### [What you have to do]
Transcribe all of the records precisely as they are presented.

----- Data lines -----

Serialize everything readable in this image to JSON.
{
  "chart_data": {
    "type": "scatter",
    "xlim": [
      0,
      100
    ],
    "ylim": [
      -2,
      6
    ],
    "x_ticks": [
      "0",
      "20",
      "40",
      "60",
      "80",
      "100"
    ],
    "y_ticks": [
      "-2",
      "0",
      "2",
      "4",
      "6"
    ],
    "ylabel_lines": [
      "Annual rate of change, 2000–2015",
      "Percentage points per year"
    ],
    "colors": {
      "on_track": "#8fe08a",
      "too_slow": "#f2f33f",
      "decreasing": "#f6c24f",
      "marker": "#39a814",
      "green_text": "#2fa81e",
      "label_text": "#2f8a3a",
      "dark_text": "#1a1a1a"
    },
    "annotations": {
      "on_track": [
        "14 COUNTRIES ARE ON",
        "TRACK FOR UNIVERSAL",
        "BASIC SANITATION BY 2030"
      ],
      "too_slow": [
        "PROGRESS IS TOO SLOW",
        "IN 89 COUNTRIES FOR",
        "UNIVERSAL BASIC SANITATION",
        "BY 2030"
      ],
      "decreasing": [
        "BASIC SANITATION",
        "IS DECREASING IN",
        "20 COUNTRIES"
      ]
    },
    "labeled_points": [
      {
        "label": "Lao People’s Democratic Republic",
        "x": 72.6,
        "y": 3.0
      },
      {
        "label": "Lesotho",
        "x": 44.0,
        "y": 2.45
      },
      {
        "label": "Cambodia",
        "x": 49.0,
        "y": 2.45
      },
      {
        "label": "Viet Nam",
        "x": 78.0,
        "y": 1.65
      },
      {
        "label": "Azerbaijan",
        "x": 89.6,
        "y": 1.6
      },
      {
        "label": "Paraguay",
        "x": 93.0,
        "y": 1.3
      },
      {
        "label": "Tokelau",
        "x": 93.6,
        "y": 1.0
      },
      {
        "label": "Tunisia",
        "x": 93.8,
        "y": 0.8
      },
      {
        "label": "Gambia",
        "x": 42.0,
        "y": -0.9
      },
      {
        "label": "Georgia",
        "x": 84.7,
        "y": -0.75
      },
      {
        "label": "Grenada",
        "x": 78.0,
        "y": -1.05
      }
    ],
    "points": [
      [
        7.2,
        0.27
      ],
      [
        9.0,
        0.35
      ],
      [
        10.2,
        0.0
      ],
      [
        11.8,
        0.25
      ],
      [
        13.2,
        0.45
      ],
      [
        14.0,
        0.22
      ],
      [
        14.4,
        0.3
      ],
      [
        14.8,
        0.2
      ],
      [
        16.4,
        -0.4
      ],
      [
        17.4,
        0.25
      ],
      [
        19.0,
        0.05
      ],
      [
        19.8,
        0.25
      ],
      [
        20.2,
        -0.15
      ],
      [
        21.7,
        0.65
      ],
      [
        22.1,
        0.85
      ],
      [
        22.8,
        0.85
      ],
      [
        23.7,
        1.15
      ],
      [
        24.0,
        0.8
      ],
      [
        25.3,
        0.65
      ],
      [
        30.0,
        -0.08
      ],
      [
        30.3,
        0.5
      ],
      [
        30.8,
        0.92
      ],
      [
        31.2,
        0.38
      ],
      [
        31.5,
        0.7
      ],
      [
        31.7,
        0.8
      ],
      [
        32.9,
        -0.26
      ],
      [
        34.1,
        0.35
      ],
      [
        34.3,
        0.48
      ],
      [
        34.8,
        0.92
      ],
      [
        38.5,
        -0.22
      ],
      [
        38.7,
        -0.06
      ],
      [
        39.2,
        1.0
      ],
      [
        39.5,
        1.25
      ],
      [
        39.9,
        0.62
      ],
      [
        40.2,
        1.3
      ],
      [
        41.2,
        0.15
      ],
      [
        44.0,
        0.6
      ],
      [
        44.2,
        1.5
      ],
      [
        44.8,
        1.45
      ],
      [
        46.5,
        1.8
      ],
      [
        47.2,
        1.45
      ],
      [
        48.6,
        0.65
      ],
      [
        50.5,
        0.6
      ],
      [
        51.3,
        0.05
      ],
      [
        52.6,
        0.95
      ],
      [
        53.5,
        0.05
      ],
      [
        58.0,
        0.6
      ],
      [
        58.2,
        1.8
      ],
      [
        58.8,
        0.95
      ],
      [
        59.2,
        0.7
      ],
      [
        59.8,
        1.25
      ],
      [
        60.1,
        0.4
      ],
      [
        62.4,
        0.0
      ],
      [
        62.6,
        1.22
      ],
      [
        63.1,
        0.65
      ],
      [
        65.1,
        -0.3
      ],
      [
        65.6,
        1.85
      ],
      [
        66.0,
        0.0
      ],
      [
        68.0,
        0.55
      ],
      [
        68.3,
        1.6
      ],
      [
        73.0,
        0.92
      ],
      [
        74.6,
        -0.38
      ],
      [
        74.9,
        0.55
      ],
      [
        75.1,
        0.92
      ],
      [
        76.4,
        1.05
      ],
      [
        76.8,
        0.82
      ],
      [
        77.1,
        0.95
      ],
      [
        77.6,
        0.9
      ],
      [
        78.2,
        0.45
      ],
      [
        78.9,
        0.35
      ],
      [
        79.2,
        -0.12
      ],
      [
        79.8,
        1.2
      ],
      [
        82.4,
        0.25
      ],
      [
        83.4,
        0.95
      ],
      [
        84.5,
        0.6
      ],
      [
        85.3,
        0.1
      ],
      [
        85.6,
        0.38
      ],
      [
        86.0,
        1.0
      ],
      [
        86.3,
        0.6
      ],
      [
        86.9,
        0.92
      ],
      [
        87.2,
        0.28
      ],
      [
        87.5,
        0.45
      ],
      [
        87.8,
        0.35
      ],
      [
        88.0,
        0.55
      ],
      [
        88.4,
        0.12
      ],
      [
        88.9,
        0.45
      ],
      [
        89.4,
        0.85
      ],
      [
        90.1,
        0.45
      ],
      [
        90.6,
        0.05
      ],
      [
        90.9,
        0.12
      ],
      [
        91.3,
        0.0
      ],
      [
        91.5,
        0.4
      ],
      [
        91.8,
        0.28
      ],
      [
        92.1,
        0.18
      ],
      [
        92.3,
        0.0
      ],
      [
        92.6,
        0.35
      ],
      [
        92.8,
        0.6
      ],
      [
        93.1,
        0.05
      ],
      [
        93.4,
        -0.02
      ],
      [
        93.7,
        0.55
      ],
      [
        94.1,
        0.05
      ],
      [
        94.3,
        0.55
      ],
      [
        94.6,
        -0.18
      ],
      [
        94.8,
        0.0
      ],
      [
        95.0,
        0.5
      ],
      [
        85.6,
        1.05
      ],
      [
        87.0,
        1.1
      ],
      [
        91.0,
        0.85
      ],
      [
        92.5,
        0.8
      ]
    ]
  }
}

-----

### [Solution for this task]
Serialize everything readable in this image to JSON.
{
  "chart_data": {
    "type": "scatter",
    "xlim": [
      0,
      100
    ],
    "ylim": [
      -2,
      6
    ],
    "x_ticks": [
      "0",
      "20",
      "40",
      "60",
      "80",
      "100"
    ],
    "y_ticks": [
      "-2",
      "0",
      "2",
      "4",
      "6"
    ],
    "ylabel_lines": [
      "Annual rate of change, 2000–2015",
      "Percentage points per year"
    ],
    "colors": {
      "on_track": "#8fe08a",
      "too_slow": "#f2f33f",
      "decreasing": "#f6c24f",
      "marker": "#39a814",
      "green_text": "#2fa81e",
      "label_text": "#2f8a3a",
      "dark_text": "#1a1a1a"
    },
    "annotations": {
      "on_track": [
        "14 COUNTRIES ARE ON",
        "TRACK FOR UNIVERSAL",
        "BASIC SANITATION BY 2030"
      ],
      "too_slow": [
        "PROGRESS IS TOO SLOW",
        "IN 89 COUNTRIES FOR",
        "UNIVERSAL BASIC SANITATION",
        "BY 2030"
      ],
      "decreasing": [
        "BASIC SANITATION",
        "IS DECREASING IN",
        "20 COUNTRIES"
      ]
    },
    "labeled_points": [
      {
        "label": "Lao People’s Democratic Republic",
        "x": 72.6,
        "y": 3.0
      },
      {
        "label": "Lesotho",
        "x": 44.0,
        "y": 2.45
      },
      {
        "label": "Cambodia",
        "x": 49.0,
        "y": 2.45
      },
      {
        "label": "Viet Nam",
        "x": 78.0,
        "y": 1.65
      },
      {
        "label": "Azerbaijan",
        "x": 89.6,
        "y": 1.6
      },
      {
        "label": "Paraguay",
        "x": 93.0,
        "y": 1.3
      },
      {
        "label": "Tokelau",
        "x": 93.6,
        "y": 1.0
      },
      {
        "label": "Tunisia",
        "x": 93.8,
        "y": 0.8
      },
      {
        "label": "Gambia",
        "x": 42.0,
        "y": -0.9
      },
      {
        "label": "Georgia",
        "x": 84.7,
        "y": -0.75
      },
      {
        "label": "Grenada",
        "x": 78.0,
        "y": -1.05
      }
    ],
    "points": [
      [
        7.2,
        0.27
      ],
      [
        9.0,
        0.35
      ],
      [
        10.2,
        0.0
      ],
      [
        11.8,
        0.25
      ],
      [
        13.2,
        0.45
      ],
      [
        14.0,
        0.22
      ],
      [
        14.4,
        0.3
      ],
      [
        14.8,
        0.2
      ],
      [
        16.4,
        -0.4
      ],
      [
        17.4,
        0.25
      ],
      [
        19.0,
        0.05
      ],
      [
        19.8,
        0.25
      ],
      [
        20.2,
        -0.15
      ],
      [
        21.7,
        0.65
      ],
      [
        22.1,
        0.85
      ],
      [
        22.8,
        0.85
      ],
      [
        23.7,
        1.15
      ],
      [
        24.0,
        0.8
      ],
      [
        25.3,
        0.65
      ],
      [
        30.0,
        -0.08
      ],
      [
        30.3,
        0.5
      ],
      [
        30.8,
        0.92
      ],
      [
        31.2,
        0.38
      ],
      [
        31.5,
        0.7
      ],
      [
        31.7,
        0.8
      ],
      [
        32.9,
        -0.26
      ],
      [
        34.1,
        0.35
      ],
      [
        34.3,
        0.48
      ],
      [
        34.8,
        0.92
      ],
      [
        38.5,
        -0.22
      ],
      [
        38.7,
        -0.06
      ],
      [
        39.2,
        1.0
      ],
      [
        39.5,
        1.25
      ],
      [
        39.9,
        0.62
      ],
      [
        40.2,
        1.3
      ],
      [
        41.2,
        0.15
      ],
      [
        44.0,
        0.6
      ],
      [
        44.2,
        1.5
      ],
      [
        44.8,
        1.45
      ],
      [
        46.5,
        1.8
      ],
      [
        47.2,
        1.45
      ],
      [
        48.6,
        0.65
      ],
      [
        50.5,
        0.6
      ],
      [
        51.3,
        0.05
      ],
      [
        52.6,
        0.95
      ],
      [
        53.5,
        0.05
      ],
      [
        58.0,
        0.6
      ],
      [
        58.2,
        1.8
      ],
      [
        58.8,
        0.95
      ],
      [
        59.2,
        0.7
      ],
      [
        59.8,
        1.25
      ],
      [
        60.1,
        0.4
      ],
      [
        62.4,
        0.0
      ],
      [
        62.6,
        1.22
      ],
      [
        63.1,
        0.65
      ],
      [
        65.1,
        -0.3
      ],
      [
        65.6,
        1.85
      ],
      [
        66.0,
        0.0
      ],
      [
        68.0,
        0.55
      ],
      [
        68.3,
        1.6
      ],
      [
        73.0,
        0.92
      ],
      [
        74.6,
        -0.38
      ],
      [
        74.9,
        0.55
      ],
      [
        75.1,
        0.92
      ],
      [
        76.4,
        1.05
      ],
      [
        76.8,
        0.82
      ],
      [
        77.1,
        0.95
      ],
      [
        77.6,
        0.9
      ],
      [
        78.2,
        0.45
      ],
      [
        78.9,
        0.35
      ],
      [
        79.2,
        -0.12
      ],
      [
        79.8,
        1.2
      ],
      [
        82.4,
        0.25
      ],
      [
        83.4,
        0.95
      ],
      [
        84.5,
        0.6
      ],
      [
        85.3,
        0.1
      ],
      [
        85.6,
        0.38
      ],
      [
        86.0,
        1.0
      ],
      [
        86.3,
        0.6
      ],
      [
        86.9,
        0.92
      ],
      [
        87.2,
        0.28
      ],
      [
        87.5,
        0.45
      ],
      [
        87.8,
        0.35
      ],
      [
        88.0,
        0.55
      ],
      [
        88.4,
        0.12
      ],
      [
        88.9,
        0.45
      ],
      [
        89.4,
        0.85
      ],
      [
        90.1,
        0.45
      ],
      [
        90.6,
        0.05
      ],
      [
        90.9,
        0.12
      ],
      [
        91.3,
        0.0
      ],
      [
        91.5,
        0.4
      ],
      [
        91.8,
        0.28
      ],
      [
        92.1,
        0.18
      ],
      [
        92.3,
        0.0
      ],
      [
        92.6,
        0.35
      ],
      [
        92.8,
        0.6
      ],
      [
        93.1,
        0.05
      ],
      [
        93.4,
        -0.02
      ],
      [
        93.7,
        0.55
      ],
      [
        94.1,
        0.05
      ],
      [
        94.3,
        0.55
      ],
      [
        94.6,
        -0.18
      ],
      [
        94.8,
        0.0
      ],
      [
        95.0,
        0.5
      ],
      [
        85.6,
        1.05
      ],
      [
        87.0,
        1.1
      ],
      [
        91.0,
        0.85
      ],
      [
        92.5,
        0.8
      ]
    ]
  }
}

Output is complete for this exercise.